GAO reviewed the Securities and Exchange Commission's (SEC) new rule on amendments to rules for nationally recognized statistical rating organizations. GAO found that (1) the final rule imposes additional disclosure and conflict of interest requirements on nationally recognized statistical rating organizations (NRSROs) in order to address concerns about the integrity of the credit rating procedures and methodologies at NRSROs; and (2) the SEC complied with applicable requirements in promulgating the rule.
Securities and Exchange Commission: Amendments to Rules for Nationally Recognized Statistical Rating Organizations, GAO-10-319R, December 18, 2009
Pursuant to section 801(a)(2)(A) of title 5, United States Code, this is our report on a major rule promulgated by the Securities and Exchange Commission (Commission), entitled "Amendments to Rules for Nationally Recognized Statistical Rating Organizations (RIN: 3235-AK14). We received the rule on November 24, 2009. It was published in the Federal Register a final rule on December 4, 2009. 74 Fed. Reg. 63,832. The rule has a stated effective date of February 1, 2010, and a stated compliance date of June 2, 2010.
The final rule imposes additional disclosure and conflict of interest requirements on nationally recognized statistical rating organizations (NRSROs) in order to address concerns about the integrity of the credit rating procedures and methodologies at NRSROs. According to the Commission, the rule amendments are intended to increase the transparency of the NRSROs' rating methodologies, strengthen the NRSROs' disclosure of rating performance, prohibit the NRSROs from engaging in certain practices that create conflicts of interest, and enhance the NRSROs' recordkeeping and reporting obligations. Specifically, the rule requires NRSROs to publicly disclose all credit rating histories for ratings initially determined after June 26, 2007, in an interactive data file that uses a machine-readable computer format and either with a 12- or 24-month grace period, depending on whether the action relates to a credit rating that was issuer-paid or not. The rule will also require NRSROs that are paid by arrangers to determine credit ratings for structured finance products to maintain a password-protected Internet Website that lists each deal they have been hired to rate.
Enclosed is our assessment of the Commission's compliance with the procedural steps required by section 801(a)(1)(B)(i) through (iv) of title 5 with respect to the rule. Our review of the procedural steps taken indicates that the Commission complied with the applicable requirements.
If you have any questions about this report or wish to contact GAO officials responsible for the evaluation work relating to the subject matter of the rule, please contact Shirley A. Jones, Assistant General Counsel, at (202) 512-8156.

DATA PROVIDED

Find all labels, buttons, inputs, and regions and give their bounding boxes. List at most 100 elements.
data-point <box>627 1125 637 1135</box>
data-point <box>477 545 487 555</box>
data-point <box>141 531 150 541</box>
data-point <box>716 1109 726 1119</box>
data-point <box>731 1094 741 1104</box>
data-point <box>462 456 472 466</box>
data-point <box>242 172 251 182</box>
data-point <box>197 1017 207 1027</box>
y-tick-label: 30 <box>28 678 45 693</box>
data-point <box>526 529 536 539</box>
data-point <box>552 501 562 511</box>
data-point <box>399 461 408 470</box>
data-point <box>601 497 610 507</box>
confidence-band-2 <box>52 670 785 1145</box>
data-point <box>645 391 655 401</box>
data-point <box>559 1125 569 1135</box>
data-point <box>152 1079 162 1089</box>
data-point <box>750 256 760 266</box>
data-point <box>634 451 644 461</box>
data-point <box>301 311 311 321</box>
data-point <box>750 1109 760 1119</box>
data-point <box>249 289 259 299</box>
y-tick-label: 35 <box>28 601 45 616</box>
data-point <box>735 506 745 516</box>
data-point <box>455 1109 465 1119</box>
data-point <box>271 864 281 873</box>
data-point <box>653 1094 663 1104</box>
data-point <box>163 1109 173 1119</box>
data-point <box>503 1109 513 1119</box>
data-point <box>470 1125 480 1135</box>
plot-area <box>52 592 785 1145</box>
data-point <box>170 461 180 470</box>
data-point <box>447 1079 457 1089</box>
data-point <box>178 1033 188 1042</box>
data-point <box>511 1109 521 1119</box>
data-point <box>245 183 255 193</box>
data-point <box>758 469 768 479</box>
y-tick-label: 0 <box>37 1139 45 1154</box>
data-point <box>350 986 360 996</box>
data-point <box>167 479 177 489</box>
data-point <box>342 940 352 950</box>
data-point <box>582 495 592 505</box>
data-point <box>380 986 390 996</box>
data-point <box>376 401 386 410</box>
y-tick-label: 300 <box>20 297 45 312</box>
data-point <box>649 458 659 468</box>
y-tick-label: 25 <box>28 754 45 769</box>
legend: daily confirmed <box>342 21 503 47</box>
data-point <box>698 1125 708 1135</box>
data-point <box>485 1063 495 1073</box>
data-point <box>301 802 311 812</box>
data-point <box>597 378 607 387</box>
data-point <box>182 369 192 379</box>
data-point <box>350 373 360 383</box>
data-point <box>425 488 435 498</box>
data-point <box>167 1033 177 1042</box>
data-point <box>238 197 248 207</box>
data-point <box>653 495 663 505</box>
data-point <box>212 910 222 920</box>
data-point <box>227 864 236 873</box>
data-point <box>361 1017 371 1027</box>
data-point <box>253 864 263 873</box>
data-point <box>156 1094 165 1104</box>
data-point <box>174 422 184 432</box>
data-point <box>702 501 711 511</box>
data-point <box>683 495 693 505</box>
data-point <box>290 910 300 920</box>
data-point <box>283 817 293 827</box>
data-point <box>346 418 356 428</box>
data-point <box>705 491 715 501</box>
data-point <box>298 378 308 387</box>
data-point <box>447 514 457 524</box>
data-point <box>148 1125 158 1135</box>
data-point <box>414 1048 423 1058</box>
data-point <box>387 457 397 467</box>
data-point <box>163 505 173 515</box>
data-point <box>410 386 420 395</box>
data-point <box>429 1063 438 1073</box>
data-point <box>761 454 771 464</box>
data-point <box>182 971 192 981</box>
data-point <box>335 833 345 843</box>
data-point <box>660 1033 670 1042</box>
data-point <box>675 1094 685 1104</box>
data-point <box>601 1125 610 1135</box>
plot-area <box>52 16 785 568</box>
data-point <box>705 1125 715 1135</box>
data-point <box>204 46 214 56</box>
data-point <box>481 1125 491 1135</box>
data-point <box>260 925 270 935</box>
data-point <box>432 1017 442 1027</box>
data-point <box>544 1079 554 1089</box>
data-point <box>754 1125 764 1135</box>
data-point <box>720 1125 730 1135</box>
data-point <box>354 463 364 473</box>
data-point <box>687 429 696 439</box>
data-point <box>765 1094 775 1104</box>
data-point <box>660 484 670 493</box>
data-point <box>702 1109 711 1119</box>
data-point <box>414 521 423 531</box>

* * *

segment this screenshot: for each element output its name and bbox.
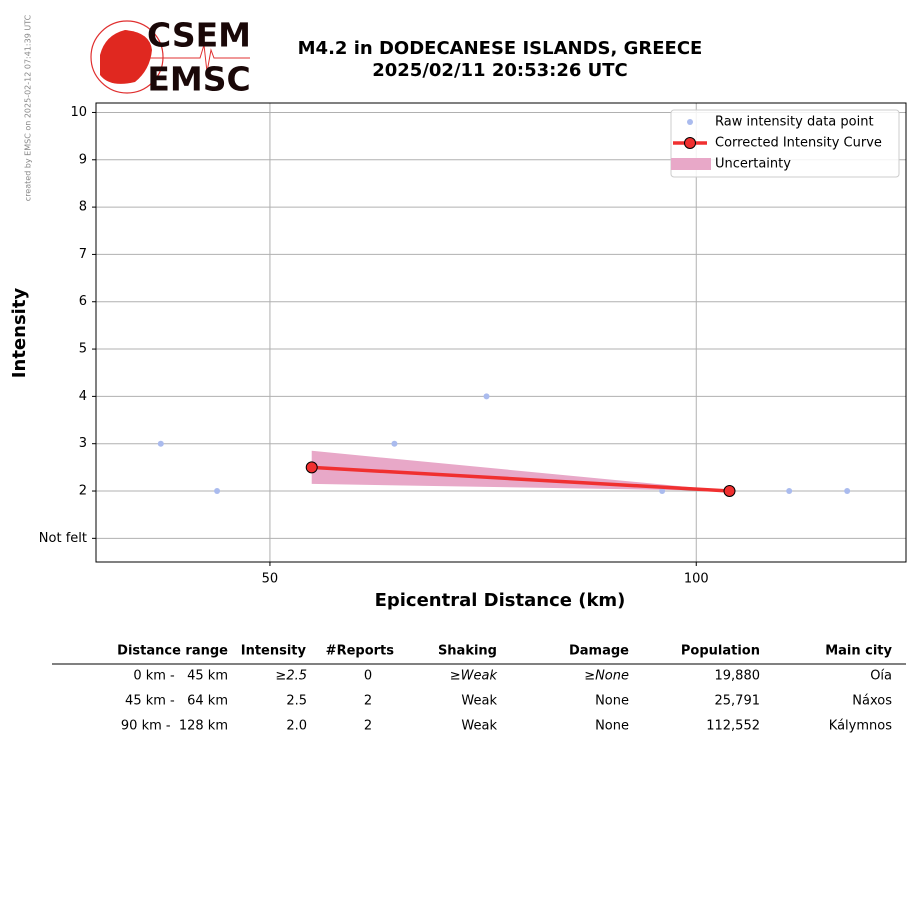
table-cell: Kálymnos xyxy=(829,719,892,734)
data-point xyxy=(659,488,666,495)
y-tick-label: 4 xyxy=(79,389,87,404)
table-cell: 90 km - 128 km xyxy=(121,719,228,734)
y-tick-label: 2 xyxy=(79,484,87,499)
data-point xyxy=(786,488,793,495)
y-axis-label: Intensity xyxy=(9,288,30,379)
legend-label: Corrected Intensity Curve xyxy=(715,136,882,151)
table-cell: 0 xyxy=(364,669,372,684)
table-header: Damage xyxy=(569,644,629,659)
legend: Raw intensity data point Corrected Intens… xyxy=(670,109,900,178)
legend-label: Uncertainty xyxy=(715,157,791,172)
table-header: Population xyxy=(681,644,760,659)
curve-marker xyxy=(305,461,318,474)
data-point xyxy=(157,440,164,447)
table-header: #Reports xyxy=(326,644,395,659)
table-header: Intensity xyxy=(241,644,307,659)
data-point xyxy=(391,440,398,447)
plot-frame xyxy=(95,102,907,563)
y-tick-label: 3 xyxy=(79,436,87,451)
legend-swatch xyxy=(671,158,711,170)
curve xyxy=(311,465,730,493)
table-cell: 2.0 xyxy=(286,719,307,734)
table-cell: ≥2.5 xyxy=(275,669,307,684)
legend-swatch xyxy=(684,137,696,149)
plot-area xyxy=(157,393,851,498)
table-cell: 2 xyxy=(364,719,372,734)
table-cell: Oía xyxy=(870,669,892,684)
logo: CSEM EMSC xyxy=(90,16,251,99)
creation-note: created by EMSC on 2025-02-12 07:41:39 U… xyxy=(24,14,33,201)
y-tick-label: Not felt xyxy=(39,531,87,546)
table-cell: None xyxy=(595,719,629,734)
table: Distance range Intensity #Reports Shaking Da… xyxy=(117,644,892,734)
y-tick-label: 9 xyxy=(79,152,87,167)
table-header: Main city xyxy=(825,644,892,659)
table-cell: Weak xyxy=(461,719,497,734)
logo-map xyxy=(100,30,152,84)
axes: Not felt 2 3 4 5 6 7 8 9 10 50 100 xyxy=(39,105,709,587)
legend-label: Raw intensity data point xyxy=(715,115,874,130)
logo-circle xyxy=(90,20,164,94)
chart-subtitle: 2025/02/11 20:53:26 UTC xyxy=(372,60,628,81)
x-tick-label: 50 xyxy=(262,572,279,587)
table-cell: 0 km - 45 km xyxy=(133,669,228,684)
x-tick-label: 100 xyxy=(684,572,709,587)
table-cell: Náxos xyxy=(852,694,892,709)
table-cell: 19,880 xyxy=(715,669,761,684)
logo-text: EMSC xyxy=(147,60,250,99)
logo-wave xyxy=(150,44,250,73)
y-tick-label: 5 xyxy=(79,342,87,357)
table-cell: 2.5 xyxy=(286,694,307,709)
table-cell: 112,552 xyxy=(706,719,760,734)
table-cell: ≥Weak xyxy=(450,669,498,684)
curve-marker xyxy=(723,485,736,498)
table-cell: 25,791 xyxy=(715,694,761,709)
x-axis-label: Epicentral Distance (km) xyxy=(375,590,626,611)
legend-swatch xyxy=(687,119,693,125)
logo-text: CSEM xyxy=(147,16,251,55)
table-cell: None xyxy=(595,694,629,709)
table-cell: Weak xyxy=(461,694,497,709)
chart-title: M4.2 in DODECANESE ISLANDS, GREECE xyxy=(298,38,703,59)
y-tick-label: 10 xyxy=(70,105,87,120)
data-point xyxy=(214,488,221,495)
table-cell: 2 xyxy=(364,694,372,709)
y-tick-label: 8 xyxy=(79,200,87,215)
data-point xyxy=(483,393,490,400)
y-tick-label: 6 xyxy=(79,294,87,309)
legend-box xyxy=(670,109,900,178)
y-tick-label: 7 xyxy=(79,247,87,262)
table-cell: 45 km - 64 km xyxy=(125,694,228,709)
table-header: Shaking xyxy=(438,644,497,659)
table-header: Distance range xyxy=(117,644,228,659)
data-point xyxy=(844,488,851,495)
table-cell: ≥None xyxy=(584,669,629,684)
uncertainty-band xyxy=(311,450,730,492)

==

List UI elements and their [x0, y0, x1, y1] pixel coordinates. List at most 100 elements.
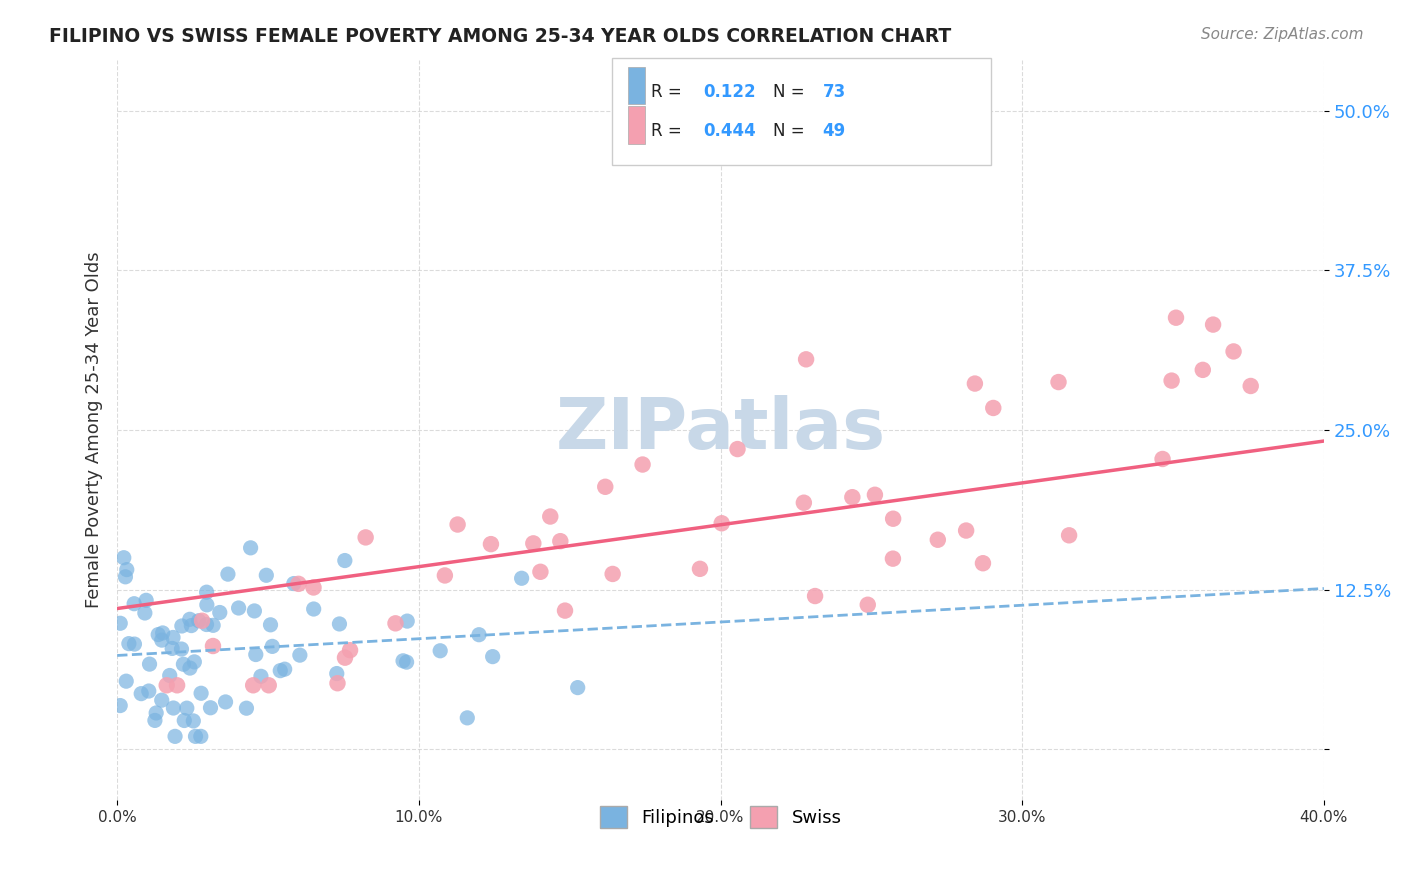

JOBS
**A)** Decide whether each statement below agrees with the GAO report above. Answer yes or no for each, and quote the exact words from the GAO report that settle it.
(i) The rule has a stated effective date of June 2, 2010.
(ii) GAO received the rule on November 24, 2009.
(iii) NRSROs must publicly disclose credit rating histories for ratings initially determined after June 26, 2007.
**B)** Translate this sentence from the GAO report into Spanish: "Our review of the procedural steps taken indicates that the Commission complied with the applicable requirements."
**C)** According to the GAO report, why does the final rule impose additional disclosure and conflict of interest requirements on NRSROs? Answer in one to three sentences.

TASK-BY-TASK OUTPUTS
**A)**
(i) No: "The rule has a stated effective date of February 1, 2010, and a stated compliance date of June 2, 2010."
(ii) Yes: "We received the rule on November 24, 2009."
(iii) Yes: "the rule requires NRSROs to publicly disclose all credit rating histories for ratings initially determined after June 26, 2007"

**B)** Nuestra revisión de los pasos procedimentales adoptados indica que la Comisión cumplió con los requisitos aplicables.

**C)** The final rule imposes these requirements to address concerns about the integrity of the credit rating procedures and methodologies at NRSROs. According to the Commission, the amendments are meant to increase the transparency of rating methodologies, strengthen disclosure of rating performance, prohibit certain practices that create conflicts of interest, and enhance recordkeeping and reporting obligations.